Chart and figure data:
###
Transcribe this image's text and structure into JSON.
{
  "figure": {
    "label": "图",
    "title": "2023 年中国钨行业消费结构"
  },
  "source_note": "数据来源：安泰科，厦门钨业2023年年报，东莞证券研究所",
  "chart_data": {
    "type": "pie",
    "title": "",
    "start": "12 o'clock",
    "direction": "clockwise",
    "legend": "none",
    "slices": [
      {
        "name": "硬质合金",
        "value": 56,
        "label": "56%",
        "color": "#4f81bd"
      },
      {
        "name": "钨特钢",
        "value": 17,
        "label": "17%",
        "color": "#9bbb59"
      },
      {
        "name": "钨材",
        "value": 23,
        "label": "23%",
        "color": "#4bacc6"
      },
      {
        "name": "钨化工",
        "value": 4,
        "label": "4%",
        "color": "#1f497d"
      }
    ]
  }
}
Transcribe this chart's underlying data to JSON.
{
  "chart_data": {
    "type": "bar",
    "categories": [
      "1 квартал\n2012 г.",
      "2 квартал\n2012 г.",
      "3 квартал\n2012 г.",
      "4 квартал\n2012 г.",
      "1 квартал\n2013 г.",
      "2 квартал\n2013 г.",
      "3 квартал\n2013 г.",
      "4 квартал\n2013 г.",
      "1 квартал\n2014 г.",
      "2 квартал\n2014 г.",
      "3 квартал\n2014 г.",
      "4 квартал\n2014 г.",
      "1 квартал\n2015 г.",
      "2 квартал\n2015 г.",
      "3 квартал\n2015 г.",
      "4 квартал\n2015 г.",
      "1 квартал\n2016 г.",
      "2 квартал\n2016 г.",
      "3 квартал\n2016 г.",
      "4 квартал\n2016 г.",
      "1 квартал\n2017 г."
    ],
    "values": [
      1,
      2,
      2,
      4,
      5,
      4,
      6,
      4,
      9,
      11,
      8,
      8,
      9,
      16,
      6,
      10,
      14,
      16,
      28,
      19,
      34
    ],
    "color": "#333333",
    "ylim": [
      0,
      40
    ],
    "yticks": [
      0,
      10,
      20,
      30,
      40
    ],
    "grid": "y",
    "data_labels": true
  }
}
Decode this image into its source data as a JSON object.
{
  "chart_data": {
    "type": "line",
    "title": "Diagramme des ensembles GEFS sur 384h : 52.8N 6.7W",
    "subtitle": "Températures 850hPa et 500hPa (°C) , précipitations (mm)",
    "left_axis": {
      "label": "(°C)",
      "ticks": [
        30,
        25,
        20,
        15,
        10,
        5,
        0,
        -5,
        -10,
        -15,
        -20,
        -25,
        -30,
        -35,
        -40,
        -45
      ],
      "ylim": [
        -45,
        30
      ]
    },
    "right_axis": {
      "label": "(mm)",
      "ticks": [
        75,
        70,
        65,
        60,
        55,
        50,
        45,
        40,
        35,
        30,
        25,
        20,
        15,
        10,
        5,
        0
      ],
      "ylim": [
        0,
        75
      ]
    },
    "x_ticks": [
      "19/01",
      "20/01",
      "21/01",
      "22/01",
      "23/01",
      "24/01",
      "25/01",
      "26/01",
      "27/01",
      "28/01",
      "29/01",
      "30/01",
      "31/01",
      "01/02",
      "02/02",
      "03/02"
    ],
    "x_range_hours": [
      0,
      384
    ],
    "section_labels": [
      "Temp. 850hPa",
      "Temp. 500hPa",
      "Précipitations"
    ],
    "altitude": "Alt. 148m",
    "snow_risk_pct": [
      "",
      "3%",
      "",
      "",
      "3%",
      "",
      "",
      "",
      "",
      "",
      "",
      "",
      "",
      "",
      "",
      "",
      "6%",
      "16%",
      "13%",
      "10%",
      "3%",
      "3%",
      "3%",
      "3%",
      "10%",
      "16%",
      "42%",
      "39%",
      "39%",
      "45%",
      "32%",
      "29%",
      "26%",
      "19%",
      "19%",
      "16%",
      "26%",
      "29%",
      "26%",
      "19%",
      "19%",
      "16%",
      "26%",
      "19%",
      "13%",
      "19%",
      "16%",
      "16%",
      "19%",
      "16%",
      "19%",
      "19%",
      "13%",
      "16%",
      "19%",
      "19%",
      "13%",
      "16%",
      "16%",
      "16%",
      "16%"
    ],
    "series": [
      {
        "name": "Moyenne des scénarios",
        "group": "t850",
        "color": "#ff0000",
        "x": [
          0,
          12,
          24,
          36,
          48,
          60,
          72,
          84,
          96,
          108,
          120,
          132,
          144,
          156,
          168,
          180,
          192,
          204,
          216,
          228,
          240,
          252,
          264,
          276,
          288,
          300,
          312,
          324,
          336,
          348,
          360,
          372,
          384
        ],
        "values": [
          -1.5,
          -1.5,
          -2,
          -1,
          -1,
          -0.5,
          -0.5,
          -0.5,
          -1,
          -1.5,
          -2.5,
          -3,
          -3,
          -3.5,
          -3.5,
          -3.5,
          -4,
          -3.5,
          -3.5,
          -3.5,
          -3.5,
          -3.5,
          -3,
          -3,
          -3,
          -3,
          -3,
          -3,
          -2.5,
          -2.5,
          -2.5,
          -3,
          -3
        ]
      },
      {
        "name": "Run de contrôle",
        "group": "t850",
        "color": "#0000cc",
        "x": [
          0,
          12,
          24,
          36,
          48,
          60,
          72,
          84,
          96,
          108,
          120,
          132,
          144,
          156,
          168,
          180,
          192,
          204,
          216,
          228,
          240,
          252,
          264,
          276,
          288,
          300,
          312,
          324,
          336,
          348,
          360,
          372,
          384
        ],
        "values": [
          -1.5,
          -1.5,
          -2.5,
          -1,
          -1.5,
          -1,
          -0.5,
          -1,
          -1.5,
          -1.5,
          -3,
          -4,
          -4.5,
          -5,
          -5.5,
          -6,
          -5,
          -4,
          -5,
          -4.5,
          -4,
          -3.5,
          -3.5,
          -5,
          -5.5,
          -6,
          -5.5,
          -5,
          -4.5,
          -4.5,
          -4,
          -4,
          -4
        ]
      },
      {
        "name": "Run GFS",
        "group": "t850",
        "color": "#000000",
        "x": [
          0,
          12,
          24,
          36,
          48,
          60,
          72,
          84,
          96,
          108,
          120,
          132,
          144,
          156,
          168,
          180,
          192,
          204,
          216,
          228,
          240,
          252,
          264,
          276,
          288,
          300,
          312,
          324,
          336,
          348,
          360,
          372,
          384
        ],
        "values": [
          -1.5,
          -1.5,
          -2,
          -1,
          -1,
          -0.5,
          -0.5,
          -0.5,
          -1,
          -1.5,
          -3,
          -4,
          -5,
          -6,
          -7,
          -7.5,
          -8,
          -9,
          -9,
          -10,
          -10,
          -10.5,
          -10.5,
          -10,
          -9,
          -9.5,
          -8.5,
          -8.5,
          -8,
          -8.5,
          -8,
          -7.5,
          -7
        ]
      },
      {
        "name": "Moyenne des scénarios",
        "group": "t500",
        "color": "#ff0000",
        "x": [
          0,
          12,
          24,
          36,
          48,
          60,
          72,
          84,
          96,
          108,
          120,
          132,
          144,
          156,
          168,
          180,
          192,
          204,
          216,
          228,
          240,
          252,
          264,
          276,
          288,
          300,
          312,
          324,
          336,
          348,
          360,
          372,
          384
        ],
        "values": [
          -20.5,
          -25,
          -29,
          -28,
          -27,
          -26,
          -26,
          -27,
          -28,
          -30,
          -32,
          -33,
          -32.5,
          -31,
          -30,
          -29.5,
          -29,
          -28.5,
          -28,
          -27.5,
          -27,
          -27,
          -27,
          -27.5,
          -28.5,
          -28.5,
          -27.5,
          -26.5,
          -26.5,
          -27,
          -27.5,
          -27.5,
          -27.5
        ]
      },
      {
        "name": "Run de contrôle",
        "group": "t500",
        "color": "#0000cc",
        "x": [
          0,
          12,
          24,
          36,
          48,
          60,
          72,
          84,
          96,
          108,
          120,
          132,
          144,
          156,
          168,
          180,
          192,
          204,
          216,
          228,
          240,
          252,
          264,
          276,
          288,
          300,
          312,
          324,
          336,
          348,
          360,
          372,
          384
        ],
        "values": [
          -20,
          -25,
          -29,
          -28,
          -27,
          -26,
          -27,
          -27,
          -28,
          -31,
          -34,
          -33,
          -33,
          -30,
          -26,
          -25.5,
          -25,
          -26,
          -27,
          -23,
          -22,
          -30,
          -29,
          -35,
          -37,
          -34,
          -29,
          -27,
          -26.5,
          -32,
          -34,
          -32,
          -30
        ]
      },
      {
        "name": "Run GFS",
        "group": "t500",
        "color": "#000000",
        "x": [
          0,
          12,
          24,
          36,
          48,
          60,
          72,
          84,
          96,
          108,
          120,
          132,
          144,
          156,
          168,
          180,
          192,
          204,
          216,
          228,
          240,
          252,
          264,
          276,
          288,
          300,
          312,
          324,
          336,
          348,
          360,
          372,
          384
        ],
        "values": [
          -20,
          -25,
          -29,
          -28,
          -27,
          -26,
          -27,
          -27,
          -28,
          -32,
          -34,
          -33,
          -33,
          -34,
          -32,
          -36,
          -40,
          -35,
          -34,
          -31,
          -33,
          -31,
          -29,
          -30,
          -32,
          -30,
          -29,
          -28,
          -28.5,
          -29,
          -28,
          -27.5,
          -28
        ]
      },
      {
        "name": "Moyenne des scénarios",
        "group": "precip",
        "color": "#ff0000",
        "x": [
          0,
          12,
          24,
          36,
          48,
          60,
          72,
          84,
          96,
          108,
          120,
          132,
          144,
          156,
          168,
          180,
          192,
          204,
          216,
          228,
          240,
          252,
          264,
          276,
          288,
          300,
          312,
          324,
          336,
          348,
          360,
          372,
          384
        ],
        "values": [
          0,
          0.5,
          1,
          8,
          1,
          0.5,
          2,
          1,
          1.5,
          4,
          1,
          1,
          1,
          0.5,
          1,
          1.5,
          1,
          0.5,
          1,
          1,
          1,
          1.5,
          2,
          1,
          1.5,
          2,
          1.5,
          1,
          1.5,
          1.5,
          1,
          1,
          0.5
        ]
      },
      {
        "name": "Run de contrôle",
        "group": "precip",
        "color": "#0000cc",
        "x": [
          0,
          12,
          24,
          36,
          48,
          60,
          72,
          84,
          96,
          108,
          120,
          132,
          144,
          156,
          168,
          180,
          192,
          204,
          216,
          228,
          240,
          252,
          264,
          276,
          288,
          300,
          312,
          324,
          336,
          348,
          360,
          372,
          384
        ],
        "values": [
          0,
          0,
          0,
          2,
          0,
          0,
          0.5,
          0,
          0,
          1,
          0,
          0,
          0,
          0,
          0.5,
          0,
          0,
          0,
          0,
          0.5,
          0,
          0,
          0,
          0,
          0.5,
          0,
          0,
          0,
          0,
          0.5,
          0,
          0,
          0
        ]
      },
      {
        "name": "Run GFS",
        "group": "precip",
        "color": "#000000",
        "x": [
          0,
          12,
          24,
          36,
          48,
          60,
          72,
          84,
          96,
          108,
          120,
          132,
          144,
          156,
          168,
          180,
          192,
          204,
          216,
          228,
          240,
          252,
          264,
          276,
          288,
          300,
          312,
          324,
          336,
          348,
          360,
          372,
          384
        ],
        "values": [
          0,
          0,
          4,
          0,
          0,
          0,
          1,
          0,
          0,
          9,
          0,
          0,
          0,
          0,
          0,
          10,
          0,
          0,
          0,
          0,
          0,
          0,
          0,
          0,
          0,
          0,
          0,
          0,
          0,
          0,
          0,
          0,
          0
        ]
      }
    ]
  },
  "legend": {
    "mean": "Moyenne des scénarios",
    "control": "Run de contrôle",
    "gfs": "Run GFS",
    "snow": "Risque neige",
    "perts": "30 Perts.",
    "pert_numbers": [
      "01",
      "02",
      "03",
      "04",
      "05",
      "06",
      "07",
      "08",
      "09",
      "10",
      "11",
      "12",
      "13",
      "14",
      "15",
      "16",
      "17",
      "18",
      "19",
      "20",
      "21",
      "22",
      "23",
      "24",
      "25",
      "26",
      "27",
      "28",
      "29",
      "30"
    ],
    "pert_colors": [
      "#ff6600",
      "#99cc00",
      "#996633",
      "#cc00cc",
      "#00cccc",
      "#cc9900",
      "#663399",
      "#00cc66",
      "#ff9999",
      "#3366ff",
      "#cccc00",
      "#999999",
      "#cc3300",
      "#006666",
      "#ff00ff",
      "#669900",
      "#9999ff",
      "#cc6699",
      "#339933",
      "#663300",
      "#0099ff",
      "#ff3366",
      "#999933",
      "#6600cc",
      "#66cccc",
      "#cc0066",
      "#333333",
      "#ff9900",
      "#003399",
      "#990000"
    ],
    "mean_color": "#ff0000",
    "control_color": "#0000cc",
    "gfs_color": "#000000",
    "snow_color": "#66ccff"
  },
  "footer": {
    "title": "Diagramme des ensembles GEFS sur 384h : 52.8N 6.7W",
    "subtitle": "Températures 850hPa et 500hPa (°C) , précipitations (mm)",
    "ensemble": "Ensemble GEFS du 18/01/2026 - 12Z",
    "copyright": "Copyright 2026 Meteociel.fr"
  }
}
###
Where a line contains "into", copy that line.

Transcribe this image's text and structure into JSON.
Decode this image into its source data as a JSON object.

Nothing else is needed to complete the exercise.